-- Start of Entries provided --

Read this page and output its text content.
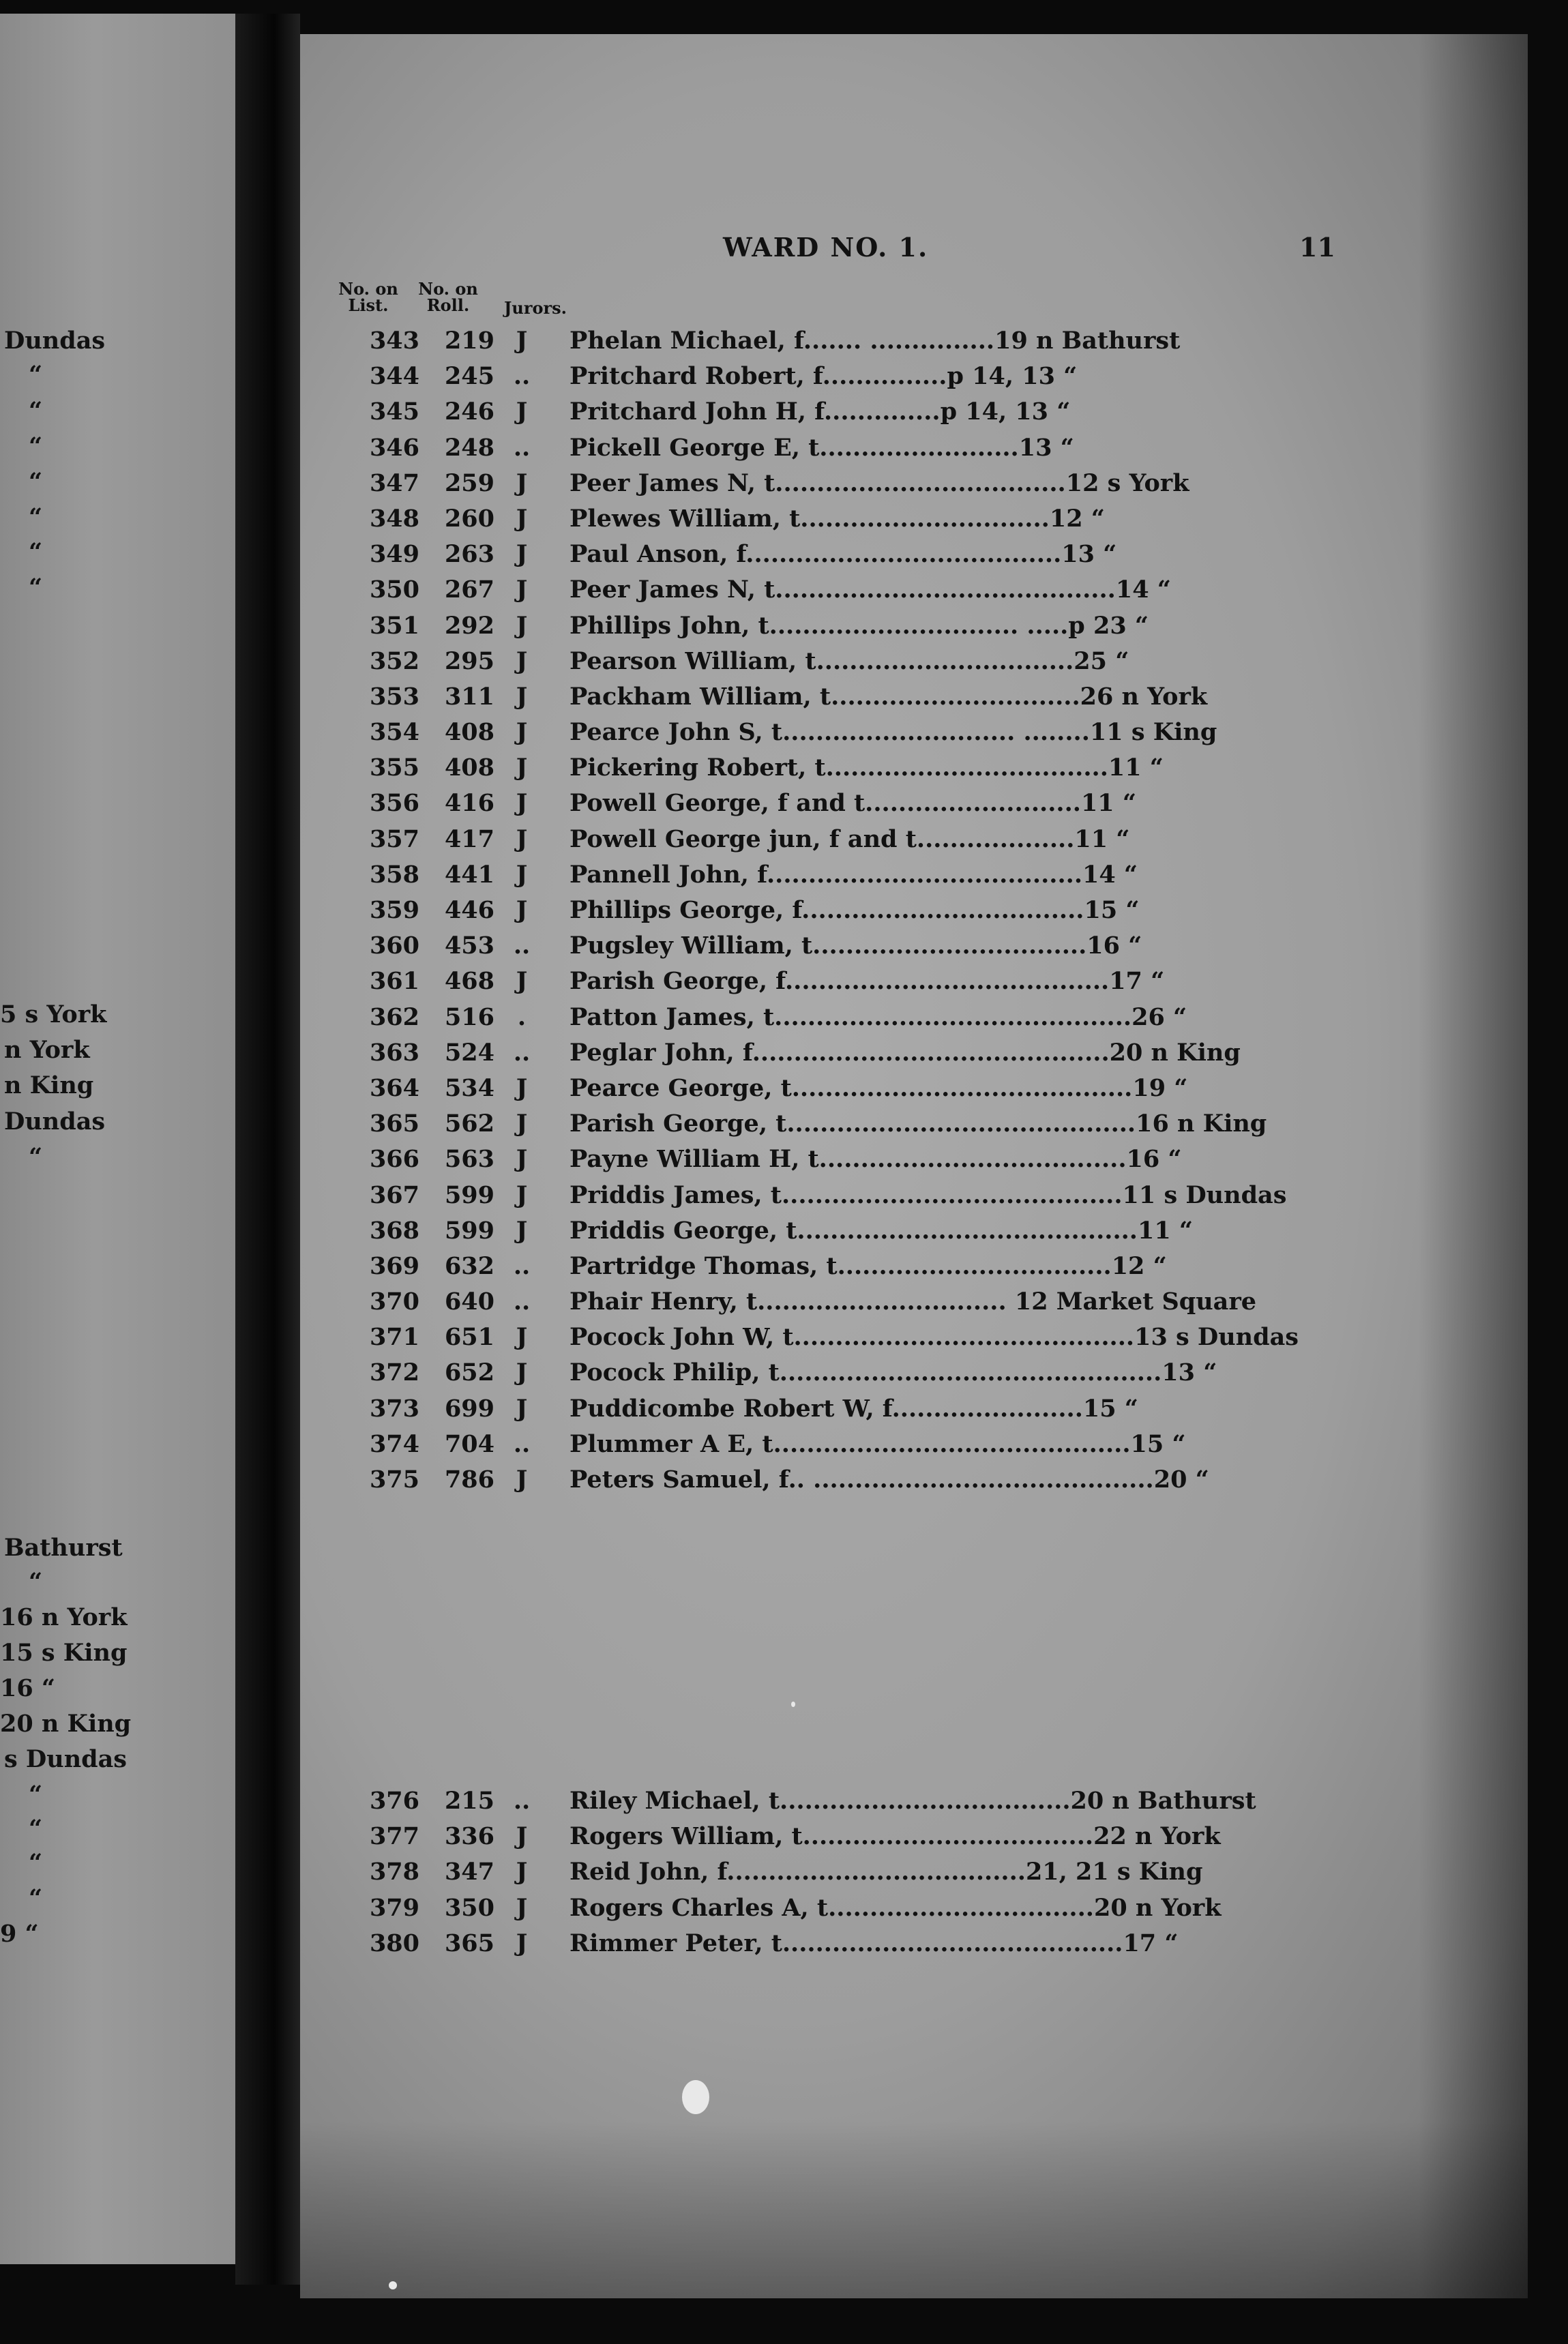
Dundas
“
“
“
“
“
“
“
5 s York
n York
n King
Dundas
“
Bathurst
“
16 n York
15 s King
16 “
20 n King
s Dundas
“
“
“
“
9 “
WARD NO. 1.	11
No. on
List.
No. on
Roll.	Jurors.
343 219 J	Phelan Michael, f....... ...............19 n Bathurst
344 245 ..	Pritchard Robert, f...............p 14, 13 “
345 246 J	Pritchard John H, f..............p 14, 13 “
346 248 ..	Pickell George E, t........................13 “
347 259 J	Peer James N, t...................................12 s York
348 260 J	Plewes William, t..............................12 “
349 263 J	Paul Anson, f......................................13 “
350 267 J	Peer James N, t.........................................14 “
351 292 J	Phillips John, t.............................. .....p 23 “
352 295 J	Pearson William, t...............................25 “
353 311 J	Packham William, t..............................26 n York
354 408 J	Pearce John S, t............................ ........11 s King
355 408 J	Pickering Robert, t..................................11 “
356 416 J	Powell George, f and t..........................11 “
357 417 J	Powell George jun, f and t...................11 “
358 441 J	Pannell John, f......................................14 “
359 446 J	Phillips George, f..................................15 “
360 453 ..	Pugsley William, t.................................16 “
361 468 J	Parish George, f.......................................17 “
362 516 .	Patton James, t...........................................26 “
363 524 ..	Peglar John, f...........................................20 n King
364 534 J	Pearce George, t.........................................19 “
365 562 J	Parish George, t..........................................16 n King
366 563 J	Payne William H, t.....................................16 “
367 599 J	Priddis James, t.........................................11 s Dundas
368 599 J	Priddis George, t.........................................11 “
369 632 ..	Partridge Thomas, t.................................12 “
370 640 ..	Phair Henry, t.............................. 12 Market Square
371 651 J	Pocock John W, t.........................................13 s Dundas
372 652 J	Pocock Philip, t..............................................13 “
373 699 J	Puddicombe Robert W, f.......................15 “
374 704 ..	Plummer A E, t...........................................15 “
375 786 J	Peters Samuel, f.. .........................................20 “
376 215 ..	Riley Michael, t...................................20 n Bathurst
377 336 J	Rogers William, t...................................22 n York
378 347 J	Reid John, f....................................21, 21 s King
379 350 J	Rogers Charles A, t................................20 n York
380 365 J	Rimmer Peter, t.........................................17 “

-- End of Entries provided --

§ Problem requirements: Tally up the lines holding the string "Pearce" in this listing, and report the total alone.

§ Result: 2